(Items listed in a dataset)
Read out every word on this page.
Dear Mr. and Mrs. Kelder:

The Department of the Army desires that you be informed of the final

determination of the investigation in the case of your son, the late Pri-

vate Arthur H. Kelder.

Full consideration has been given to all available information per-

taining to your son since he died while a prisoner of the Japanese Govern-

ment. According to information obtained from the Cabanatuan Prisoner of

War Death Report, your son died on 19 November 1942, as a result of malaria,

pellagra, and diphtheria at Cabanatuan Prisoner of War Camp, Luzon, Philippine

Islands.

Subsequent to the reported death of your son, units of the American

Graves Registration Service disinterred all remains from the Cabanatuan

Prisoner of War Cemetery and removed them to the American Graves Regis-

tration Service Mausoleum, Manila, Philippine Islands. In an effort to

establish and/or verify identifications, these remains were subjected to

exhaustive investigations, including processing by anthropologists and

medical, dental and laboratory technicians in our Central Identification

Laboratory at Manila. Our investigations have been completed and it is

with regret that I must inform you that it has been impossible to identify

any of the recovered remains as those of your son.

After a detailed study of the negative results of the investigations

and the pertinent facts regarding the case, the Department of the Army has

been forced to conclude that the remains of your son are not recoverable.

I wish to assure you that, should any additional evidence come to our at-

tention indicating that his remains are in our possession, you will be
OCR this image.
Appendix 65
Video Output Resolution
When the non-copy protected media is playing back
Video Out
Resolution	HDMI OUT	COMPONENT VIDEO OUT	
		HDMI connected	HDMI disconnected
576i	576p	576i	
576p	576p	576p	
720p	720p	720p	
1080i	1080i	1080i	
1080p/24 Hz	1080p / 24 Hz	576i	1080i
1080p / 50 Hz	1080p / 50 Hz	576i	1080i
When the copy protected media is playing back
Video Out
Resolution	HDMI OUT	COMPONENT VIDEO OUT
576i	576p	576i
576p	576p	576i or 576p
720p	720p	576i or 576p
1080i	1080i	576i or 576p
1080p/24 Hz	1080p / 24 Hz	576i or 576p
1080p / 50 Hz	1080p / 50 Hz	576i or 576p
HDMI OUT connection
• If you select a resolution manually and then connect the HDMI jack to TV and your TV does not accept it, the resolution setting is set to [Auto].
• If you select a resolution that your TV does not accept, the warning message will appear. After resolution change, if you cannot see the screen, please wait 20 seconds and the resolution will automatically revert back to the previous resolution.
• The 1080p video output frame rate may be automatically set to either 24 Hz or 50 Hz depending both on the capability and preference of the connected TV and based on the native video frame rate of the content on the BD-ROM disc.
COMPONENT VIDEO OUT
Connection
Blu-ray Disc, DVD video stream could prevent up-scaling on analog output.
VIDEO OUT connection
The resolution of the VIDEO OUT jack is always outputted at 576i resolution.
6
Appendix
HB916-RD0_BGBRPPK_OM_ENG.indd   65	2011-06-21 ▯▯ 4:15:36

▸ **Direction**: Give the number of lines that hold the word "investigations" in these records, with nothing added.

▸ **Complete output**: 3